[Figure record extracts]
* Begin *

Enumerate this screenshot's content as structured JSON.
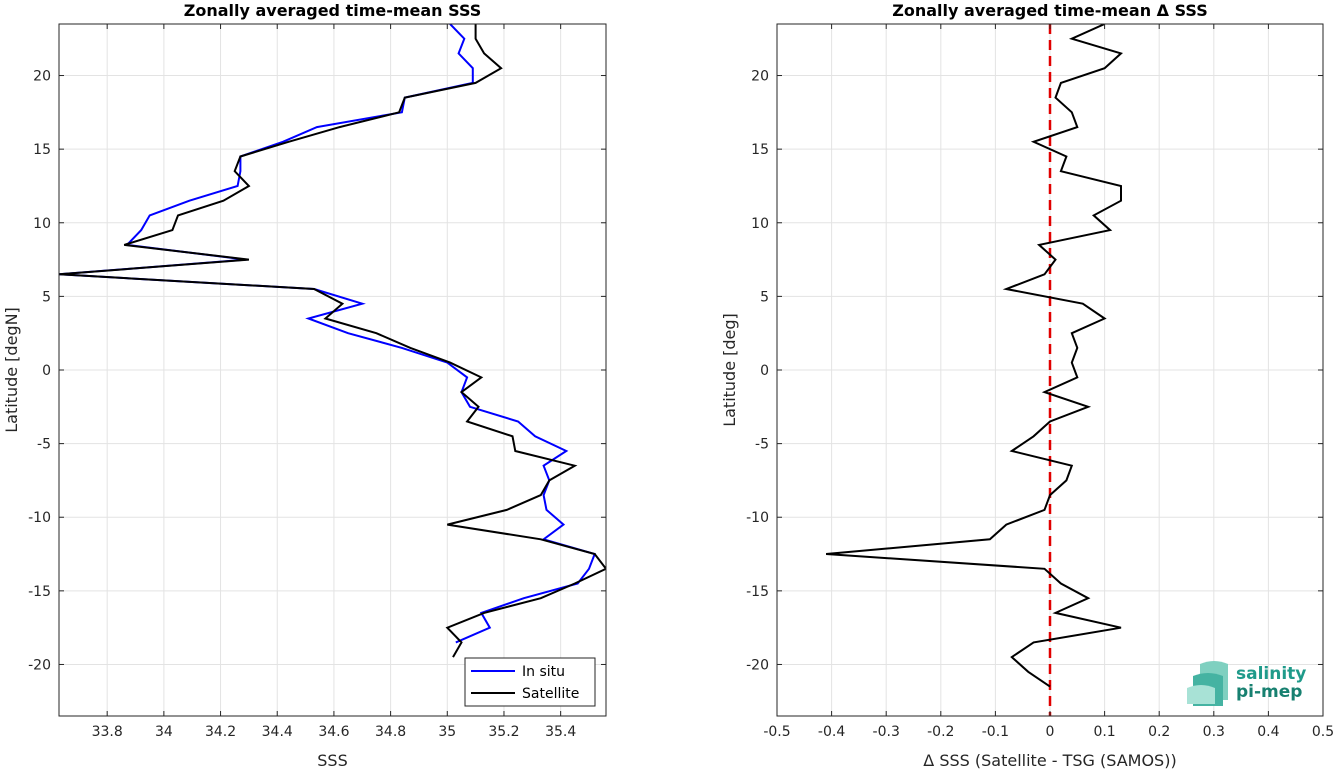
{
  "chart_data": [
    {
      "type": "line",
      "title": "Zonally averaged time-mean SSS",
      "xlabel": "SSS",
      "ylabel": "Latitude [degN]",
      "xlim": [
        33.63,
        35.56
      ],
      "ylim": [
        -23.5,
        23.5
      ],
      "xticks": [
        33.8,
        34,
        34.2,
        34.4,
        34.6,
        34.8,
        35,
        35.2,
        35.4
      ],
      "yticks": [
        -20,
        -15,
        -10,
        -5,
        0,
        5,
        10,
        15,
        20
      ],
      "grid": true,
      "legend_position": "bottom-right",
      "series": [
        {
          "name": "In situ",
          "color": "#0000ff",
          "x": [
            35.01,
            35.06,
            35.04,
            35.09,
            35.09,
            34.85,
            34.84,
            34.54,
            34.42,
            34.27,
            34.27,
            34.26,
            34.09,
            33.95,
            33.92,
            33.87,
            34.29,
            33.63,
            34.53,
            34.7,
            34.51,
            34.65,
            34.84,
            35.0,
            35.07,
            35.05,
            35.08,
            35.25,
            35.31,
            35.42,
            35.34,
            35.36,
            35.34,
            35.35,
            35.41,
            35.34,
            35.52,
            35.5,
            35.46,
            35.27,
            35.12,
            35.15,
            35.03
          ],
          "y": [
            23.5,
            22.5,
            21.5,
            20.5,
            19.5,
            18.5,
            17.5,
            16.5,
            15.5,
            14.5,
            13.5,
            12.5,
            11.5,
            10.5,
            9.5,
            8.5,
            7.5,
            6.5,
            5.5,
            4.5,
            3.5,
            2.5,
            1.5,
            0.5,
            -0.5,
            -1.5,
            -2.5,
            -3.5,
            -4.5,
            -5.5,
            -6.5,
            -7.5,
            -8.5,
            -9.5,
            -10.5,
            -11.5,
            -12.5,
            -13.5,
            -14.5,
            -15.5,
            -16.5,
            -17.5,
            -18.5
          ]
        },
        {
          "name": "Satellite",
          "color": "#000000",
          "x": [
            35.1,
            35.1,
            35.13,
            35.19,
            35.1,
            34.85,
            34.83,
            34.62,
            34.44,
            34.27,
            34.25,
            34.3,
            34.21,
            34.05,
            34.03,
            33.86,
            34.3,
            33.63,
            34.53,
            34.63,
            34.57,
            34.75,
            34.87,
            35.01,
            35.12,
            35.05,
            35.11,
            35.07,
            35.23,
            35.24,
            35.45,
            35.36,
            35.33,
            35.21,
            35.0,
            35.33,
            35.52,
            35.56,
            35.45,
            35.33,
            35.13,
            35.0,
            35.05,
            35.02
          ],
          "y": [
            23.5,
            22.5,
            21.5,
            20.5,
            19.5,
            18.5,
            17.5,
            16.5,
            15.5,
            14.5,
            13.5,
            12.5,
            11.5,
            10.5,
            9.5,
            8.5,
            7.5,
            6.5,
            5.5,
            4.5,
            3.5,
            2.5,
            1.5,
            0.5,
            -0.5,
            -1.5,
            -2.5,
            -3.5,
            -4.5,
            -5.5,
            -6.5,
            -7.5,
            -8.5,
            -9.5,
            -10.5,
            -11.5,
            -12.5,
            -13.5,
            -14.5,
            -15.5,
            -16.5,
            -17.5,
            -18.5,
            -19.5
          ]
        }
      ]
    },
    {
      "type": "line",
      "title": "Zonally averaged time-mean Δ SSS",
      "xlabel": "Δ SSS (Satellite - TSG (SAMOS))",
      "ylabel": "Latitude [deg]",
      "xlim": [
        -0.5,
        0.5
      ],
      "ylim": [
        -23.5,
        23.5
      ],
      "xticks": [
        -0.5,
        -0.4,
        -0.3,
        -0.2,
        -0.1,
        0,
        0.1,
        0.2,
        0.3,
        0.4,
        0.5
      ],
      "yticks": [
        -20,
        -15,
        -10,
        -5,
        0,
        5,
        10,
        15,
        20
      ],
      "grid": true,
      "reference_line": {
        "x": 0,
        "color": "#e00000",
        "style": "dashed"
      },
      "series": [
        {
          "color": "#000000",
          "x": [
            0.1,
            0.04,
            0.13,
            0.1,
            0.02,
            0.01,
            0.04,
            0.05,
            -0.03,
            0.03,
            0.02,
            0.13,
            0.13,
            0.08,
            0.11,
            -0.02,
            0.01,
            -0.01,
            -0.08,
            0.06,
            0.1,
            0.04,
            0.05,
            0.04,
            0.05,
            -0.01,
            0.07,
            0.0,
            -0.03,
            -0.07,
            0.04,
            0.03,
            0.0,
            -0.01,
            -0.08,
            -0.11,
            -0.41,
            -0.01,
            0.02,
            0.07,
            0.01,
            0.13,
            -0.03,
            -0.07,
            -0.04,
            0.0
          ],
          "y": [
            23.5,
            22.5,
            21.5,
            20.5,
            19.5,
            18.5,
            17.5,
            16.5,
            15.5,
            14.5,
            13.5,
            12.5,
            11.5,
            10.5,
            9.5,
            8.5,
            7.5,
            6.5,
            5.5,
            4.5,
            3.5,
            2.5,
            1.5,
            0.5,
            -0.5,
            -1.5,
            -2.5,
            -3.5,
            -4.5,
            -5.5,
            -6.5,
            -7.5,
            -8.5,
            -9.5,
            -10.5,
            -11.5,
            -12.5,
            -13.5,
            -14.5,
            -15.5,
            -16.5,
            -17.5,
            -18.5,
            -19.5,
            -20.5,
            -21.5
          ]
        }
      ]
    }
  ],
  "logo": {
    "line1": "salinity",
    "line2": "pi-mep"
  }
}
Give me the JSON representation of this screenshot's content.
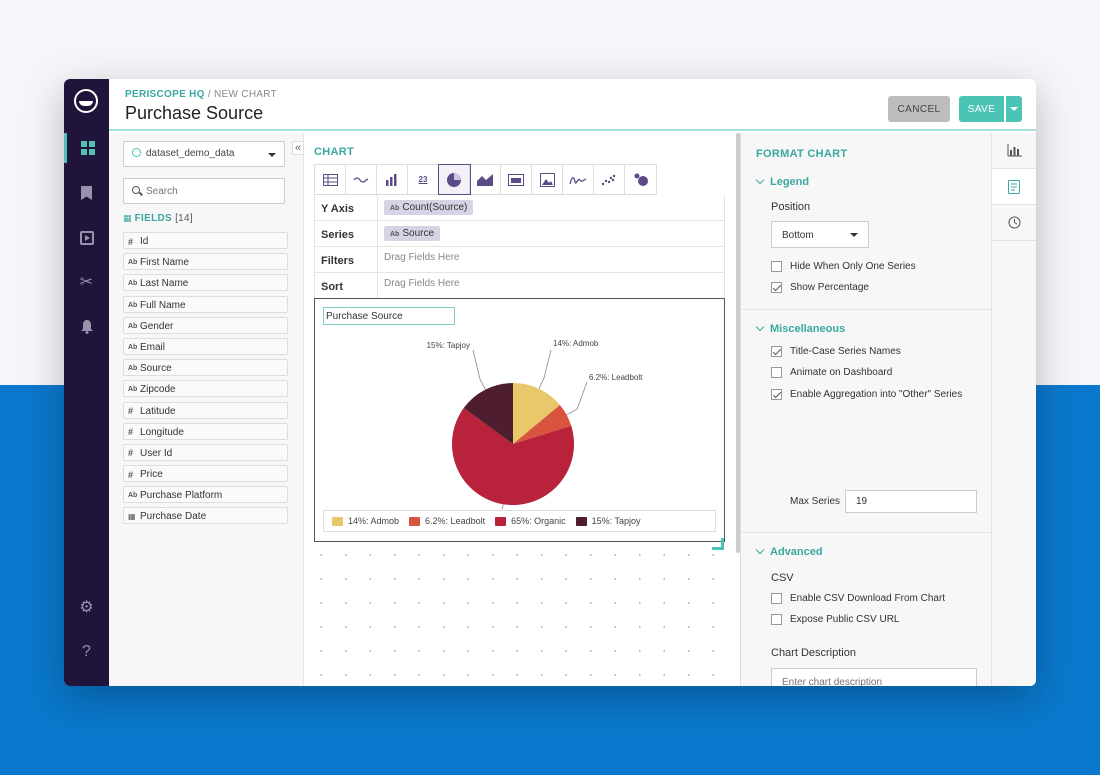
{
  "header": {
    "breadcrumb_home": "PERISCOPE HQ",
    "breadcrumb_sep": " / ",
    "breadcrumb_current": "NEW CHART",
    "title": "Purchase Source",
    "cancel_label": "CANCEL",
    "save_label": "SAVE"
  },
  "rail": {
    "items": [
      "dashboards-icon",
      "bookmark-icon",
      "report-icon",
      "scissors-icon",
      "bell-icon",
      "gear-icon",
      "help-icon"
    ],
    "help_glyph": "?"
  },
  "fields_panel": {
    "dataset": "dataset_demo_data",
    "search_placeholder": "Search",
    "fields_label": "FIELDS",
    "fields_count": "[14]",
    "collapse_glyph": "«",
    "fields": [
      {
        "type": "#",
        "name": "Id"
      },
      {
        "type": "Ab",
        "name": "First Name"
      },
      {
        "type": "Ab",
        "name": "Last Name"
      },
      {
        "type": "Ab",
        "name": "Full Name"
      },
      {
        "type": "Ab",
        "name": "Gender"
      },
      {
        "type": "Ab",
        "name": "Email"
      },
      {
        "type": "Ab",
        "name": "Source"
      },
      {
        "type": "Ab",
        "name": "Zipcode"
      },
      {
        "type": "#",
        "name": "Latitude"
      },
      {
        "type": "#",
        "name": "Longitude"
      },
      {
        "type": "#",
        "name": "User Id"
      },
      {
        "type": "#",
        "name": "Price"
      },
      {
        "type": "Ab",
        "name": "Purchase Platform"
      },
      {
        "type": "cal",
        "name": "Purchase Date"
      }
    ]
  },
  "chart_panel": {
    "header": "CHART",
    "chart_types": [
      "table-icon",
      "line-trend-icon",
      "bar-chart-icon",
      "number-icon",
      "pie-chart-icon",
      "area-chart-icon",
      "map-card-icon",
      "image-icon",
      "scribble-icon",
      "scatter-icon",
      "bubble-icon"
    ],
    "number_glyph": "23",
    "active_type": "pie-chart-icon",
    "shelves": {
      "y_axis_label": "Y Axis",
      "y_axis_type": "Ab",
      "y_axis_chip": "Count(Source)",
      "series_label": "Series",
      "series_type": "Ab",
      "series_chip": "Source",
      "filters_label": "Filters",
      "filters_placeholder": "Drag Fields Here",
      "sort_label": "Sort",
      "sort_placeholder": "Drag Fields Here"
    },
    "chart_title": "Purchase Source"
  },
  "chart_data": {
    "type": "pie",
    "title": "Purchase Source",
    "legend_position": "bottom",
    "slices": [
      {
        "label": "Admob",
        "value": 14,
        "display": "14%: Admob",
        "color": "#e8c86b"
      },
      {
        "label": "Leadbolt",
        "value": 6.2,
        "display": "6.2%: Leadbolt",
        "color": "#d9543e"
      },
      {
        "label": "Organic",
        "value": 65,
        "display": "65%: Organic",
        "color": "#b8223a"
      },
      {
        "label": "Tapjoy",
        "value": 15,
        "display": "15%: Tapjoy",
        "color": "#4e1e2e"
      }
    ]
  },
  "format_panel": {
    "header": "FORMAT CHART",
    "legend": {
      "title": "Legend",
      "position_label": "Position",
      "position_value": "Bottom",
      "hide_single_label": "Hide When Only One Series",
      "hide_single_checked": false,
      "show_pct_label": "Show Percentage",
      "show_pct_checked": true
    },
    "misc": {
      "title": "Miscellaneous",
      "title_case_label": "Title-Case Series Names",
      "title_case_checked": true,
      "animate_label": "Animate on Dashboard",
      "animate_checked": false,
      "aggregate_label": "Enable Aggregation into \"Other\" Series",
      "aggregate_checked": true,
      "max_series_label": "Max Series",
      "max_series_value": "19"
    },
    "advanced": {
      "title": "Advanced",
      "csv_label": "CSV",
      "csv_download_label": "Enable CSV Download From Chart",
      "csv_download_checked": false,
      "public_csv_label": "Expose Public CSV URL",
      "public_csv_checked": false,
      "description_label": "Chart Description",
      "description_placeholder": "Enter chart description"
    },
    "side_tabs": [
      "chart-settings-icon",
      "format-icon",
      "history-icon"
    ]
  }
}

* End *

#### [Exercise]
Look over the listing. Pull out every line with the string "Leadbolt" in it.

#### [Full response]
        "label": "Leadbolt",
        "display": "6.2%: Leadbolt",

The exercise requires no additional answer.